╭─ Selected extract

| Gadsden | 7,710 | 57.92 | 5,602 | 42.08 |
| Gilchrist | 3,571 | 71.42 | 1,429 | 28.58 |
| Glades | 1,749 | 63.16 | 1,020 | 36.84 |
| Gulf | 2,950 | 64.31 | 1,637 | 35.69 |
| Hamilton | 1,993 | 67.13 | 976 | 32.87 |
| Hardee | 2,414 | 57.48 | 1,786 | 42.52 |
| Hendry | 3,646 | 70.65 | 1,515 | 29.35 |
| Hernando | 30,621 | 56.94 | 23,152 | 43.06 |
| Highlands | 16,243 | 57.50 | 12,004 | 42.50 |
| Hillsborough | 145,372 | 53.39 | 126,923 | 46.61 |
| Holmes | 3,101 | 64.81 | 1,684 | 35.19 |
| Indian River | 24,756 | 61.18 | 15,708 | 38.82 |
| Jackson | 7,541 | 63.58 | 4,320 | 36.42 |
| Jefferson | 3,387 | 60.59 | 2,203 | 39.41 |
| Lafayette | 1,429 | 69.44 | 629 | 30.56 |
| Lake | 48,425 | 58.42 | 34,470 | 41.58 |
| Lee | 89,910 | 61.62 | 56,011 | 38.38 |
| Leon | 48,189 | 57.07 | 36,256 | 42.93 |
| Levy | 7,325 | 69.11 | 3,274 | 30.89 |
| Liberty | 965 | 58.59 | 682 | 41.41 |
| Madison | 3,628 | 66.07 | 1,863 | 33.93 |
| Manatee | 52,236 | 55.16 | 42,455 | 44.84 |
| Marion | 58,215 | 60.81 | 37,511 | 39.19 |
| Martin | 31,627 | 62.92 | 18,638 | 37.08 |
| Miami-Dade | 193,350 | 54.72 | 160,026 | 45.28 |
| Monroe | 13,867 | 60.67 | 8,988 | 39.33 |
| Nassau | 13,965 | 65.75 | 7,274 | 34.25 |
| Okaloosa | 38,023 | 70.93 | 15,581 | 29.07 |
| Okeechobee | 4,882 | 63.78 | 2,772 | 36.22 |
| Orange | 105,643 | 52.26 | 96,508 | 47.74 |
| Osceola | 23,466 | 56.60 | 17,991 | 43.40 |
| Palm Beach | 214,767 | 63.36 | 124,181 | 36.64 |
| Pasco | 68,357 | 55.44 | 54,933 | 44.56 |
| Pinellas | 124,573 | 46.30 | 144,475 | 53.70 |
| Polk | 78,855 | 59.40 | 53,904 | 40.60 |
| Putnam | 12,263 | 65.30 | 6,516 | 34.70 |
| Santa Rosa | 27,940 | 68.33 | 12,949 | 31.67 |
| Sarasota | 73,515 | 54.85 | 60,525 | 45.15 |
| Seminole | 53,519 | 50.55 | 52,348 | 49.45 |
| St. Johns | 38,613 | 67.74 | 18,385 | 32.26 |
| St. Lucie | 39,577 | 61.24 | 25,046 | 38.76 |
| Sumter | 19,226 | 66.50 | 9,686 | 33.50 |
| Suwannee | 7,098 | 68.95 | 3,197 | 31.05 |
| Taylor | 3,360 | 63.67 | 1,917 | 36.33 |
| Union | 1,715 | 65.63 | 898 | 34.37 |
| Volusia | 63,775 | 43.96 | 81,316 | 56.04 |
| Wakulla | 5,416 | 60.41 | 3,550 | 39.59 |
| Walton | 10,368 | 68.49 | 4,769 | 31.51 |
| Washington | 4,046 | 60.95 | 2,592 | 39.05 |
| Total | 2,600,969 | 57.78 | 1,900,359 | 42.22 |

== Constitutional changes ==
The amendment changed Section 5 of Article XI of Florida's Constitution as follows: (Note: Only subsection (e) was amended. Underlined words denote language that was added.)SECTION 5. Amendment or revision election.—

(a) A proposed amendment to or revision of this constitution, or any part of it, shall be submitted to the electors at the next general election held more than ninety days after the joint resolution or report of revision commission, constitutional convention or taxation and budget reform commission proposing it is filed with the custodian of state records, unless, pursuant to law enacted by the affirmative vote of three-fourths of the membership of each house of the legislature and limited to a single amendment or revision, it is submitted at an earlier special election held more than ninety days after such filing.

╰─
╭─ Data provided

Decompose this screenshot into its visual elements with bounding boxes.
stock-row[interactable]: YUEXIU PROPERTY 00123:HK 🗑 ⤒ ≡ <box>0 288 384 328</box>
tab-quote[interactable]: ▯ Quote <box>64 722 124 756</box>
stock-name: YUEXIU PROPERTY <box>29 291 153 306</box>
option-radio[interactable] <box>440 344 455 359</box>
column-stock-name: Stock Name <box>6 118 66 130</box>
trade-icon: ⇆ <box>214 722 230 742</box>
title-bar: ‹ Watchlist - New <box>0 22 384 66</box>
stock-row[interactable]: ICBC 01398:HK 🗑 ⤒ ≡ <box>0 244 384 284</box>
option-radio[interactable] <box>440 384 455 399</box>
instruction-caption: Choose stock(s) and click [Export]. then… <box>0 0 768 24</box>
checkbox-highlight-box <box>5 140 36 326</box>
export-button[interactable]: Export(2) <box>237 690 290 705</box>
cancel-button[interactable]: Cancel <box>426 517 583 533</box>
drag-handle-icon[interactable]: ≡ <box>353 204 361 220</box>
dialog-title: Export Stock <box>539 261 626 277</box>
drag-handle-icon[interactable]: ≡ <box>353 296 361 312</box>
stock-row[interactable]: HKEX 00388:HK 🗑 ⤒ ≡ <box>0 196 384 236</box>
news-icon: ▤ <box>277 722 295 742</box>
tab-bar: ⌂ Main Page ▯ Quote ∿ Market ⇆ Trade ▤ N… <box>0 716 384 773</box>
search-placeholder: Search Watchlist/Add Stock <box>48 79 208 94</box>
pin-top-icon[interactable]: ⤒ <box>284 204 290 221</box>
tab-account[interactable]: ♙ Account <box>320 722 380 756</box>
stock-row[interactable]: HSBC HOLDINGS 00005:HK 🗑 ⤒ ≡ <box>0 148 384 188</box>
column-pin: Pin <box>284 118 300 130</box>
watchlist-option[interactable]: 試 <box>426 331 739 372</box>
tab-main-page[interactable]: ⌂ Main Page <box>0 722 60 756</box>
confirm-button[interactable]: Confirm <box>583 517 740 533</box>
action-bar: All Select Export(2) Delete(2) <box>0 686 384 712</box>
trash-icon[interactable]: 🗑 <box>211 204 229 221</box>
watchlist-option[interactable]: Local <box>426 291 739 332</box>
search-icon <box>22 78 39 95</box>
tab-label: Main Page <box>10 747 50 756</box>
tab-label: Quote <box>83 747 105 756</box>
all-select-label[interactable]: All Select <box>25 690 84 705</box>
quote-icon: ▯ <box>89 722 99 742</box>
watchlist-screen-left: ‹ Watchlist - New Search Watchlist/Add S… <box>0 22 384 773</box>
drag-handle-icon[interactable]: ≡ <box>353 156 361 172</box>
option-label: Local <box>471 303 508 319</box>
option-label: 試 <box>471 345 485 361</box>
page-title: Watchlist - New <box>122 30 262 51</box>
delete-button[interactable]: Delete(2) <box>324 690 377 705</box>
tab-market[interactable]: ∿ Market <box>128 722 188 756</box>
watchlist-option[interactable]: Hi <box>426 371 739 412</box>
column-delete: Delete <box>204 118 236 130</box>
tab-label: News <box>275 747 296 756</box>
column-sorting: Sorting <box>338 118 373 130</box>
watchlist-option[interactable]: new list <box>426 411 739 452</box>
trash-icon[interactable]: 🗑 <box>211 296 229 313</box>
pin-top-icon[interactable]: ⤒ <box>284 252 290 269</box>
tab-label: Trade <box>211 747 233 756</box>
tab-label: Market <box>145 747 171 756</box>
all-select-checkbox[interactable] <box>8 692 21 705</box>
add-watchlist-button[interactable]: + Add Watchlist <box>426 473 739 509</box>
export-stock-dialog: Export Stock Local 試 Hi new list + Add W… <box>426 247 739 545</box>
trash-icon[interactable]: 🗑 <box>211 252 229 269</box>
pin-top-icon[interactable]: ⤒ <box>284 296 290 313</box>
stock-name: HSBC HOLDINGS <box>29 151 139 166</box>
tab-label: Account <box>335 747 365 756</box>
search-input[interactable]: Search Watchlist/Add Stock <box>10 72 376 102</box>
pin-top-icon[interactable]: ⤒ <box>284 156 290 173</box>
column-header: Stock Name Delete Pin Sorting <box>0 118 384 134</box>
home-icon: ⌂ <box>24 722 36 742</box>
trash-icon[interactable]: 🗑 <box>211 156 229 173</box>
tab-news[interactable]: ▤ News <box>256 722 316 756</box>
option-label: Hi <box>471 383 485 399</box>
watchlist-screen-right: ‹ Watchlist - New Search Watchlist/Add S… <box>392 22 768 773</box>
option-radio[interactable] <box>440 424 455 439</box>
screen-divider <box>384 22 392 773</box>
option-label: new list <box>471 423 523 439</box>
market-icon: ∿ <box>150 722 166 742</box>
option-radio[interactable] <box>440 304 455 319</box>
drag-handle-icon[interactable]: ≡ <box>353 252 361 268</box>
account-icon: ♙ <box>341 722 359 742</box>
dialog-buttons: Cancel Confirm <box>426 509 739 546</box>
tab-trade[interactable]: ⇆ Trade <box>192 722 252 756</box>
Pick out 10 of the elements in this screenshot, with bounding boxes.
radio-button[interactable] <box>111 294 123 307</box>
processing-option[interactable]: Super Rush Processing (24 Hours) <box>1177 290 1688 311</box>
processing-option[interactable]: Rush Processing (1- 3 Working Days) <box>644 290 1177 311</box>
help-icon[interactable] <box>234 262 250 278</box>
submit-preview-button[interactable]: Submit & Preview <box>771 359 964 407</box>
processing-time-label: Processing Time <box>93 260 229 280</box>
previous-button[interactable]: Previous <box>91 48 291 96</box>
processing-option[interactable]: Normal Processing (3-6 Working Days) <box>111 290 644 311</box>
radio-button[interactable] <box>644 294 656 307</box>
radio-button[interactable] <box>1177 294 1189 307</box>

╰─

Your assignment → Repeat the Florida amendment text from "(a) A proposed" to "after such filing." word for word.

Result →
(a) A proposed amendment to or revision of this constitution, or any part of it, shall be submitted to the electors at the next general election held more than ninety days after the joint resolution or report of revision commission, constitutional convention or taxation and budget reform commission proposing it is filed with the custodian of state records, unless, pursuant to law enacted by the affirmative vote of three-fourths of the membership of each house of the legislature and limited to a single amendment or revision, it is submitted at an earlier special election held more than ninety days after such filing.